##### Records provided
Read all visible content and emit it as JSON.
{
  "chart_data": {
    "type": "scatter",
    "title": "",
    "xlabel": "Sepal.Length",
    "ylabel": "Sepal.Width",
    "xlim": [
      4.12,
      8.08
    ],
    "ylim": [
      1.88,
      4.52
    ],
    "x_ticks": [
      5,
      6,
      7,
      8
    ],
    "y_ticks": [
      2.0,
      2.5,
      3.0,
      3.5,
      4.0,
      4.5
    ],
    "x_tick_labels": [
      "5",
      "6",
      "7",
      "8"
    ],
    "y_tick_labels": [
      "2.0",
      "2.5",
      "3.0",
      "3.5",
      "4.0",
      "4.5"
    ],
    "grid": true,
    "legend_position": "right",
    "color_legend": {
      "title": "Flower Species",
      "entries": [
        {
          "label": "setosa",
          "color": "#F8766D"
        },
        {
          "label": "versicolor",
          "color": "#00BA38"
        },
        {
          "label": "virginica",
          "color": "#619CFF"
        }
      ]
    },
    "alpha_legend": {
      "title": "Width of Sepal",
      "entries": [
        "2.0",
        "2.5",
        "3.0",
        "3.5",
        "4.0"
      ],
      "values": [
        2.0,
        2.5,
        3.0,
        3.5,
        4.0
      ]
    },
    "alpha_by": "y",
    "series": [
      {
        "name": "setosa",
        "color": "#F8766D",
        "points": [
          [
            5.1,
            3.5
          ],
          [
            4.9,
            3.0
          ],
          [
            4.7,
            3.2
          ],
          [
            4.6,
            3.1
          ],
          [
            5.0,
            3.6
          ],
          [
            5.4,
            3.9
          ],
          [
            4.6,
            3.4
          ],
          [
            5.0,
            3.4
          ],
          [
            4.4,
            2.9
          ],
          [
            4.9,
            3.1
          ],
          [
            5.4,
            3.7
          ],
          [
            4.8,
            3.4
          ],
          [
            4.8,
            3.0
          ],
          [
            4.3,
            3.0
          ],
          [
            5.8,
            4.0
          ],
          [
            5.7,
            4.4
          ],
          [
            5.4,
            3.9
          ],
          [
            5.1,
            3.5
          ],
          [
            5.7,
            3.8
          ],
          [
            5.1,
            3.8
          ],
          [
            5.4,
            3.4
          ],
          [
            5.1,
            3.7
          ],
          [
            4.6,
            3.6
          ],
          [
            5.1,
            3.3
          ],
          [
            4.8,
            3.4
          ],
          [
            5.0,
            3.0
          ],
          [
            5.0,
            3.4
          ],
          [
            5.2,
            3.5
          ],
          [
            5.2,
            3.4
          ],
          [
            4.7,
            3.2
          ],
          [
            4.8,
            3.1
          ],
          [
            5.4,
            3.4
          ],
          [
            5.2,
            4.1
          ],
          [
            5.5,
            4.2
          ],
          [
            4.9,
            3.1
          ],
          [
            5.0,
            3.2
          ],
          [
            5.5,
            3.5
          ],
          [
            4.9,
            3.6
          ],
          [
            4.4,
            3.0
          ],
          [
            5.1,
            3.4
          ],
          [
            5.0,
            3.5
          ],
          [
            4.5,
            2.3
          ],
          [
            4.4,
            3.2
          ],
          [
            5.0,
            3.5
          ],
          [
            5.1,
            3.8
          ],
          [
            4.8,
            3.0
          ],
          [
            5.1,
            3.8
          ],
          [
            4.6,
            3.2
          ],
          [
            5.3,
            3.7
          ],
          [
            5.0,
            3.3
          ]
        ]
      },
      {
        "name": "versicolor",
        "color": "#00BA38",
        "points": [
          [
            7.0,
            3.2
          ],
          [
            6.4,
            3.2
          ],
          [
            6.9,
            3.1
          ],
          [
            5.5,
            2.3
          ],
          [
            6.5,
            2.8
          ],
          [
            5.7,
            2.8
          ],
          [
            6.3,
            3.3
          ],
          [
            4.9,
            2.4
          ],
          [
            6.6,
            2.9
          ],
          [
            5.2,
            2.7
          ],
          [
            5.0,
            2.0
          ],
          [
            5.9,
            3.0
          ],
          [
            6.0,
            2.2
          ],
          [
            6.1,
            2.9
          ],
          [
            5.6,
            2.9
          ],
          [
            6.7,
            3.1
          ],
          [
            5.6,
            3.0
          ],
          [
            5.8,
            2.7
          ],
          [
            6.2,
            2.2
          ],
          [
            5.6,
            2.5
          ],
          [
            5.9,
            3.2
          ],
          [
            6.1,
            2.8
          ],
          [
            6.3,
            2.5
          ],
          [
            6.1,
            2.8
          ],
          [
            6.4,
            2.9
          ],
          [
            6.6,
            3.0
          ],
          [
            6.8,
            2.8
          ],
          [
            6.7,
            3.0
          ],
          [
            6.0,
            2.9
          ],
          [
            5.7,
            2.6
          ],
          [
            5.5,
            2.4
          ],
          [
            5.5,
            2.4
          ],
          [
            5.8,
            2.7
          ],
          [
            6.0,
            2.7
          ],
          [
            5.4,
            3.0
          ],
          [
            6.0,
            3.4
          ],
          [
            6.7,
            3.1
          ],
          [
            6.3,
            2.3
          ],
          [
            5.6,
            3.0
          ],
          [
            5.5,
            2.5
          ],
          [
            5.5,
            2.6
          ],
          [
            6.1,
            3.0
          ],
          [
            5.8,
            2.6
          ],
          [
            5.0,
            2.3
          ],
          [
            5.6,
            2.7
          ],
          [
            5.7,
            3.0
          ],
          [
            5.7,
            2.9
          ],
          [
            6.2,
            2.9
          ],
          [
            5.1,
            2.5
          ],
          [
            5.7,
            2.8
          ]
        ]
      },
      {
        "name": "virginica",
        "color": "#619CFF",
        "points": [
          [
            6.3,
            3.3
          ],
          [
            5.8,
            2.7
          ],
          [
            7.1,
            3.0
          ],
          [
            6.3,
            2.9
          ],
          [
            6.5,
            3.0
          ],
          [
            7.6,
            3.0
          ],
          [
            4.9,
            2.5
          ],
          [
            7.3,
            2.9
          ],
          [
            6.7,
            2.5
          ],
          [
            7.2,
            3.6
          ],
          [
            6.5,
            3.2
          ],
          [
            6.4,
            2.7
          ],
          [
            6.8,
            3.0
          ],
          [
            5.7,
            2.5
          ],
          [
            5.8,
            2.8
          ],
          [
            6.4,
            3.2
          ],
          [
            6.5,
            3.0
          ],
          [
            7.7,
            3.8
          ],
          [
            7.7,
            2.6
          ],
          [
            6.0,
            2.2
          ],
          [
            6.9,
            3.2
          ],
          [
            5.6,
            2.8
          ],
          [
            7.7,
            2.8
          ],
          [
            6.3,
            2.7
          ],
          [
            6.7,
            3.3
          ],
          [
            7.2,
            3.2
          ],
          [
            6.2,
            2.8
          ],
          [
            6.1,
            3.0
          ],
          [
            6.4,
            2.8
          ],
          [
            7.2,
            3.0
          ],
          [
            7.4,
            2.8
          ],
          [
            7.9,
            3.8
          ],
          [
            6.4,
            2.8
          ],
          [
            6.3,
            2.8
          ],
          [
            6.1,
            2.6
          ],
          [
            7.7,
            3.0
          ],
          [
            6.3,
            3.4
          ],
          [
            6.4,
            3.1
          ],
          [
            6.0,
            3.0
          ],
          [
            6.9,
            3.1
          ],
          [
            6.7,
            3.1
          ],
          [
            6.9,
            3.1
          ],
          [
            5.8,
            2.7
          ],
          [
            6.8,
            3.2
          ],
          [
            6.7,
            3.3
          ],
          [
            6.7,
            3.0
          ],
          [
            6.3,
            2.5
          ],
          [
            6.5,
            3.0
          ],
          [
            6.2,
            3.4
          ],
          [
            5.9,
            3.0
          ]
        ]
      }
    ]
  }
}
##########
Task to complete: From the entries, copy out each line containing the word "name".

Task result:
        "name": "setosa",
        "name": "versicolor",
        "name": "virginica",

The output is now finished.